↓

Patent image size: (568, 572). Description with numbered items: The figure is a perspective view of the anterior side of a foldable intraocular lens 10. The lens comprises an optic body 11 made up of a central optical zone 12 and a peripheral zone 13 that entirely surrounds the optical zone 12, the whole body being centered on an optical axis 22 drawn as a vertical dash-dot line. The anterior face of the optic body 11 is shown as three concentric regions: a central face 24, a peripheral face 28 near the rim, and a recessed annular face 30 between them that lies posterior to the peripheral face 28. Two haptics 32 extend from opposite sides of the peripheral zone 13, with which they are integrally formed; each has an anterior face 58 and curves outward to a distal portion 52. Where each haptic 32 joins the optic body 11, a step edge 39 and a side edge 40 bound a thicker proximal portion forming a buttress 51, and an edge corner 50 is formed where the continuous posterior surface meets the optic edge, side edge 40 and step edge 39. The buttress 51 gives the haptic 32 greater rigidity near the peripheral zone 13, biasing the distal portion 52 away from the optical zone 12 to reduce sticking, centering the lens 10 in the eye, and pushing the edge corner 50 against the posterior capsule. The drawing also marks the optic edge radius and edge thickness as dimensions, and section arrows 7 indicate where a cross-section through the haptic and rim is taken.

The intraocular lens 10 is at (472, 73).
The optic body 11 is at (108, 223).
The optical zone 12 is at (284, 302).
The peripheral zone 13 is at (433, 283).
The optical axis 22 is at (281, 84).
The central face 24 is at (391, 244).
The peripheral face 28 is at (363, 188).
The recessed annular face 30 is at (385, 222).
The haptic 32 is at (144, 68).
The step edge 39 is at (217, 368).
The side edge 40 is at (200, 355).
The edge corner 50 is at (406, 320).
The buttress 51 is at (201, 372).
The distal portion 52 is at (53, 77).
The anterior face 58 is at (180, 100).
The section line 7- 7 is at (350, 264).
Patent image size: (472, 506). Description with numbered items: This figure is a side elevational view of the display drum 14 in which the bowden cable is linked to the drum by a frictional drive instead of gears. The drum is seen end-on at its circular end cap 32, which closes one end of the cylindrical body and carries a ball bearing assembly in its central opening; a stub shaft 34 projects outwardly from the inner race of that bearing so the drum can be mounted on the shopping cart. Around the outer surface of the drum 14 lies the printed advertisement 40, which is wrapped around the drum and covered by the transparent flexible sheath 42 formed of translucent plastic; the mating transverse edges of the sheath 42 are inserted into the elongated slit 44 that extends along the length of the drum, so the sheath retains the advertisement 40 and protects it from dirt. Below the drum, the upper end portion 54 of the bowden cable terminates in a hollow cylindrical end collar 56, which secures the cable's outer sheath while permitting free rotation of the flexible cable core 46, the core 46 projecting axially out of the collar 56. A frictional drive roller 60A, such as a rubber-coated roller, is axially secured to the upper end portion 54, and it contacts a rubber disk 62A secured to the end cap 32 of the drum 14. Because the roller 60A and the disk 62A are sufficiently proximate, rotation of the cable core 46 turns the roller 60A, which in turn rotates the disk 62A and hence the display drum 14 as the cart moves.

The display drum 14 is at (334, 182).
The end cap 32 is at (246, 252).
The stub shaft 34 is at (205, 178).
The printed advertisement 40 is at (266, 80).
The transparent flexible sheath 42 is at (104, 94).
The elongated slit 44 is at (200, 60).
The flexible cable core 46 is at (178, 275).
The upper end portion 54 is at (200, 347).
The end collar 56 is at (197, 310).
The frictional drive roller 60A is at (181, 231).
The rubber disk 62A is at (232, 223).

↑
↓

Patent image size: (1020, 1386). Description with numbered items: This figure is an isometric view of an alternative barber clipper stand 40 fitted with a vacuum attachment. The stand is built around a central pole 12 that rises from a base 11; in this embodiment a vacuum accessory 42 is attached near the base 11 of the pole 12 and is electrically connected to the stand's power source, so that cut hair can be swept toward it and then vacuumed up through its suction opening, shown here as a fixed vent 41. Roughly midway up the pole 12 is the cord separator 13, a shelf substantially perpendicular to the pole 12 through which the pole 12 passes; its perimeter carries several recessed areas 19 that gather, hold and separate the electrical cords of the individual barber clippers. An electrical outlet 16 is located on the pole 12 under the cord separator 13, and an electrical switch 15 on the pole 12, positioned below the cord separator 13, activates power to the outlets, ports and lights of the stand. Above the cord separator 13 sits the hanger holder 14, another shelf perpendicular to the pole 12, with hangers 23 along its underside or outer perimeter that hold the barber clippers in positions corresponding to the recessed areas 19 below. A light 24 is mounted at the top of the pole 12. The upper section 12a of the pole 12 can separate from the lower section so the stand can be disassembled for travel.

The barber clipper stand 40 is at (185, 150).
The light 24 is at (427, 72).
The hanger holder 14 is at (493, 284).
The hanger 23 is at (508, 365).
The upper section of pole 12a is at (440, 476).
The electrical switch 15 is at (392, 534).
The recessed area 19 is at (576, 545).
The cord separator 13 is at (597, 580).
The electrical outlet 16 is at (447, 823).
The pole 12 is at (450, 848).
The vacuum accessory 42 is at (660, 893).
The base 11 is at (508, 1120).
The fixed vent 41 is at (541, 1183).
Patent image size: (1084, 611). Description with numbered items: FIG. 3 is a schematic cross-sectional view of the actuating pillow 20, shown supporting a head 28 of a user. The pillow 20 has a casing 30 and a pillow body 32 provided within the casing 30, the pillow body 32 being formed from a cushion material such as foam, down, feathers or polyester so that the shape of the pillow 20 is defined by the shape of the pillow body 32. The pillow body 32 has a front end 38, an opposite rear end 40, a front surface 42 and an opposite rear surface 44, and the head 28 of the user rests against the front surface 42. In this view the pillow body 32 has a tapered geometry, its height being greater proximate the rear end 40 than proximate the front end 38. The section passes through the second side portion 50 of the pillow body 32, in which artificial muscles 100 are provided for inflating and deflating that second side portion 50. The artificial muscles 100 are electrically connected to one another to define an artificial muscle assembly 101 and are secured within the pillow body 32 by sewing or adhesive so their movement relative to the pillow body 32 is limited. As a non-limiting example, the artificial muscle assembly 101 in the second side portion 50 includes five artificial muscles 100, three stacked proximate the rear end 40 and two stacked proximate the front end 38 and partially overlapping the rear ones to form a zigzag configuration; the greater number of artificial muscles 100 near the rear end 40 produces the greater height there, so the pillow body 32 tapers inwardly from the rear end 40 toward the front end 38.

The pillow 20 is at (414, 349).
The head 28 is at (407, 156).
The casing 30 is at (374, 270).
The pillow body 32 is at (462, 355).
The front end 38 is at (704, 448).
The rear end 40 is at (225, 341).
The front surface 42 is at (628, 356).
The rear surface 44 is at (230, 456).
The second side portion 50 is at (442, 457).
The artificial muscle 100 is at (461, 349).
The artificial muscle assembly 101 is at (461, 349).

↑
↓

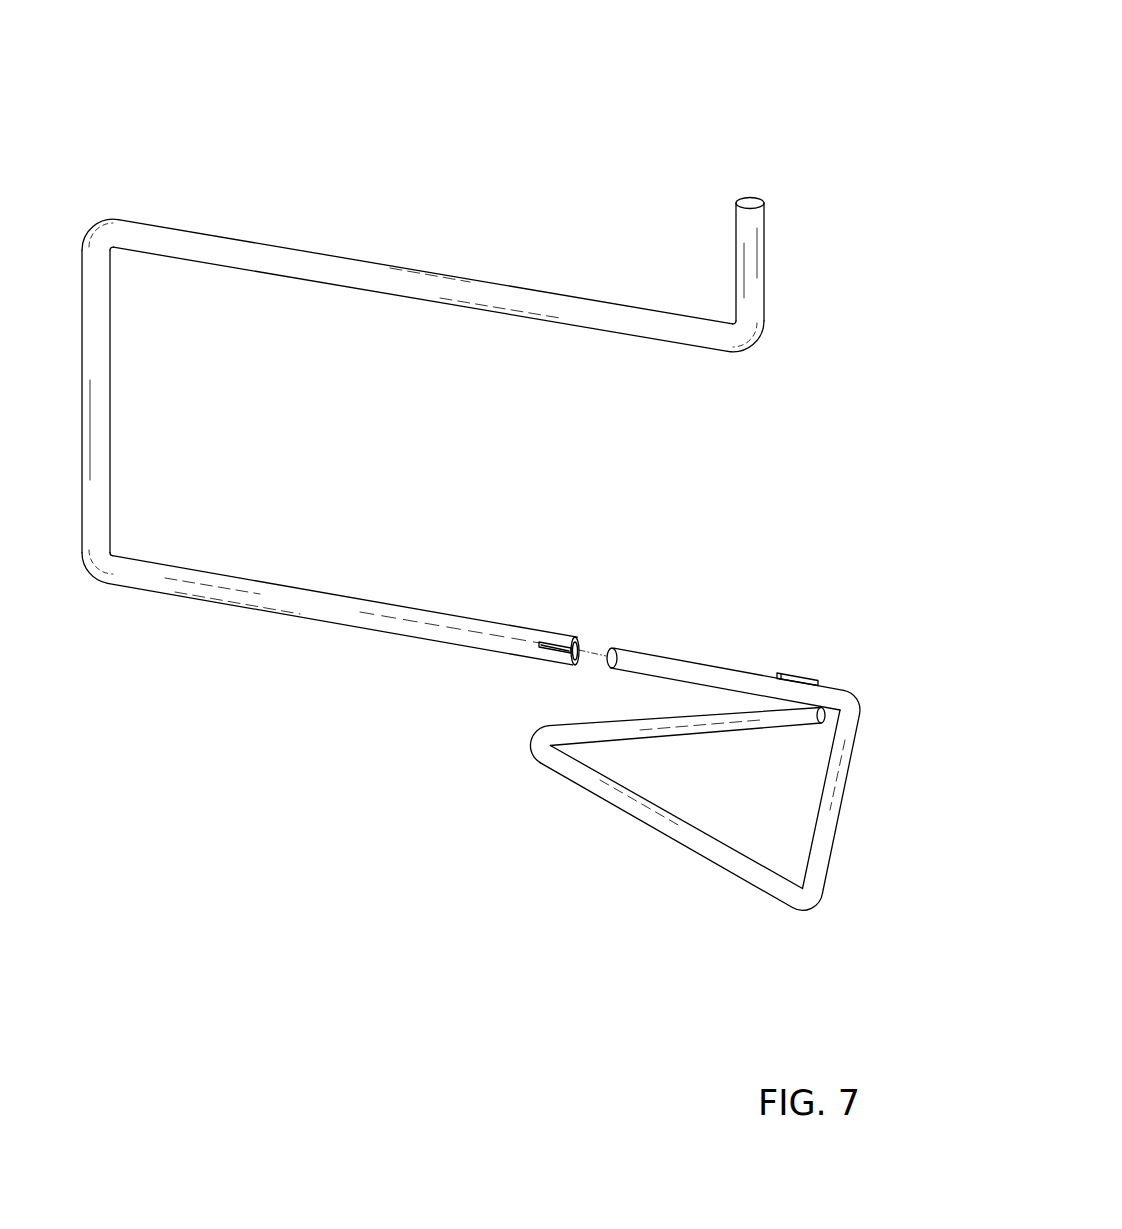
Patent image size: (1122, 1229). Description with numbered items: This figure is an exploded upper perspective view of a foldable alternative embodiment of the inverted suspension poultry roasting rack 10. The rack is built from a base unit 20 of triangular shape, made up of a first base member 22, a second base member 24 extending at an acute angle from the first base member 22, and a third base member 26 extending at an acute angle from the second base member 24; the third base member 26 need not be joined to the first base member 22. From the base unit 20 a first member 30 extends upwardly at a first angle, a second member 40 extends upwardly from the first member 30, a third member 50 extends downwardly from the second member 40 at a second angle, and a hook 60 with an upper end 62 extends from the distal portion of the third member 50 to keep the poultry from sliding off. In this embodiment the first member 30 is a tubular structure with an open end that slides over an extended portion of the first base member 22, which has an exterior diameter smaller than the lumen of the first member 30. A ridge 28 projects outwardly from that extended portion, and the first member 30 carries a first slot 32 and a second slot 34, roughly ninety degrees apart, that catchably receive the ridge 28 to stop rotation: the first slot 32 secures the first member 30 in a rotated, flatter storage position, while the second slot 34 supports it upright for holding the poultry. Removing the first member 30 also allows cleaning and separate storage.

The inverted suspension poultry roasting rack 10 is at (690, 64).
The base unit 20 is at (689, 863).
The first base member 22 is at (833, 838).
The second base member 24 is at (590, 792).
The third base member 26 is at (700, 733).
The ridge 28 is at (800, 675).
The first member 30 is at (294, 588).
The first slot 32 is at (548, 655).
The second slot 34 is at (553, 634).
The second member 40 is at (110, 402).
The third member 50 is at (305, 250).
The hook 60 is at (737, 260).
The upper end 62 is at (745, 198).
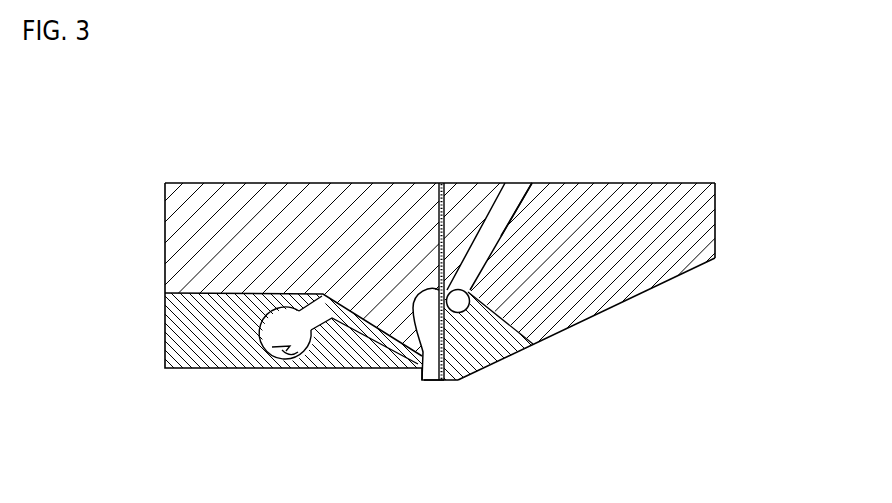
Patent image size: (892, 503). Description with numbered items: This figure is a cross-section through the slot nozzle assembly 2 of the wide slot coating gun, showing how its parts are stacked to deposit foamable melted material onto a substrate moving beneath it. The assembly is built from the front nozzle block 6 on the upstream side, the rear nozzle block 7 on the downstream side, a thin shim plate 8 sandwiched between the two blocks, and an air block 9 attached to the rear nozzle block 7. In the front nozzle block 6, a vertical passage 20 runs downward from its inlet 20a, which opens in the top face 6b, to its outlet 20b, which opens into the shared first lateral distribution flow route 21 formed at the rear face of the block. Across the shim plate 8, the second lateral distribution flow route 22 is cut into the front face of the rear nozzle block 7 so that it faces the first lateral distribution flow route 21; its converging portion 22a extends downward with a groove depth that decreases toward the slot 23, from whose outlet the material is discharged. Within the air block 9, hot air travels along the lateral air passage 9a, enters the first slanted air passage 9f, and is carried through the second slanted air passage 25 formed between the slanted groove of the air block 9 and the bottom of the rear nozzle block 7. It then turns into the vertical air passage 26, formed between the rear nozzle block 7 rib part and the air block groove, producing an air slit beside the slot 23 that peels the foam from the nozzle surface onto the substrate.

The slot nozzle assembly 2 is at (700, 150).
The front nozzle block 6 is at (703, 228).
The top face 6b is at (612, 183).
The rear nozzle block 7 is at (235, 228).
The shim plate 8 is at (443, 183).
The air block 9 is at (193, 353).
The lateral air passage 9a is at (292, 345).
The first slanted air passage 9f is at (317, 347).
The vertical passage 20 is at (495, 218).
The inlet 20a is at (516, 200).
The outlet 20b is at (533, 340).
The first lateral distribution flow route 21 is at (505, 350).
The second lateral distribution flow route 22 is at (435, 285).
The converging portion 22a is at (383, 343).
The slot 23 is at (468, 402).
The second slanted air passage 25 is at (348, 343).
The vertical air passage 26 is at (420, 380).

↑

What is required:
Retype the rows from the line with "Patent image size: (568, 572)." up to and including the line with "The section line 7- 7 is at (350, 264).", with no changes.

Correct output:
Patent image size: (568, 572). Description with numbered items: The figure is a perspective view of the anterior side of a foldable intraocular lens 10. The lens comprises an optic body 11 made up of a central optical zone 12 and a peripheral zone 13 that entirely surrounds the optical zone 12, the whole body being centered on an optical axis 22 drawn as a vertical dash-dot line. The anterior face of the optic body 11 is shown as three concentric regions: a central face 24, a peripheral face 28 near the rim, and a recessed annular face 30 between them that lies posterior to the peripheral face 28. Two haptics 32 extend from opposite sides of the peripheral zone 13, with which they are integrally formed; each has an anterior face 58 and curves outward to a distal portion 52. Where each haptic 32 joins the optic body 11, a step edge 39 and a side edge 40 bound a thicker proximal portion forming a buttress 51, and an edge corner 50 is formed where the continuous posterior surface meets the optic edge, side edge 40 and step edge 39. The buttress 51 gives the haptic 32 greater rigidity near the peripheral zone 13, biasing the distal portion 52 away from the optical zone 12 to reduce sticking, centering the lens 10 in the eye, and pushing the edge corner 50 against the posterior capsule. The drawing also marks the optic edge radius and edge thickness as dimensions, and section arrows 7 indicate where a cross-section through the haptic and rim is taken.

The intraocular lens 10 is at (472, 73).
The optic body 11 is at (108, 223).
The optical zone 12 is at (284, 302).
The peripheral zone 13 is at (433, 283).
The optical axis 22 is at (281, 84).
The central face 24 is at (391, 244).
The peripheral face 28 is at (363, 188).
The recessed annular face 30 is at (385, 222).
The haptic 32 is at (144, 68).
The step edge 39 is at (217, 368).
The side edge 40 is at (200, 355).
The edge corner 50 is at (406, 320).
The buttress 51 is at (201, 372).
The distal portion 52 is at (53, 77).
The anterior face 58 is at (180, 100).
The section line 7- 7 is at (350, 264).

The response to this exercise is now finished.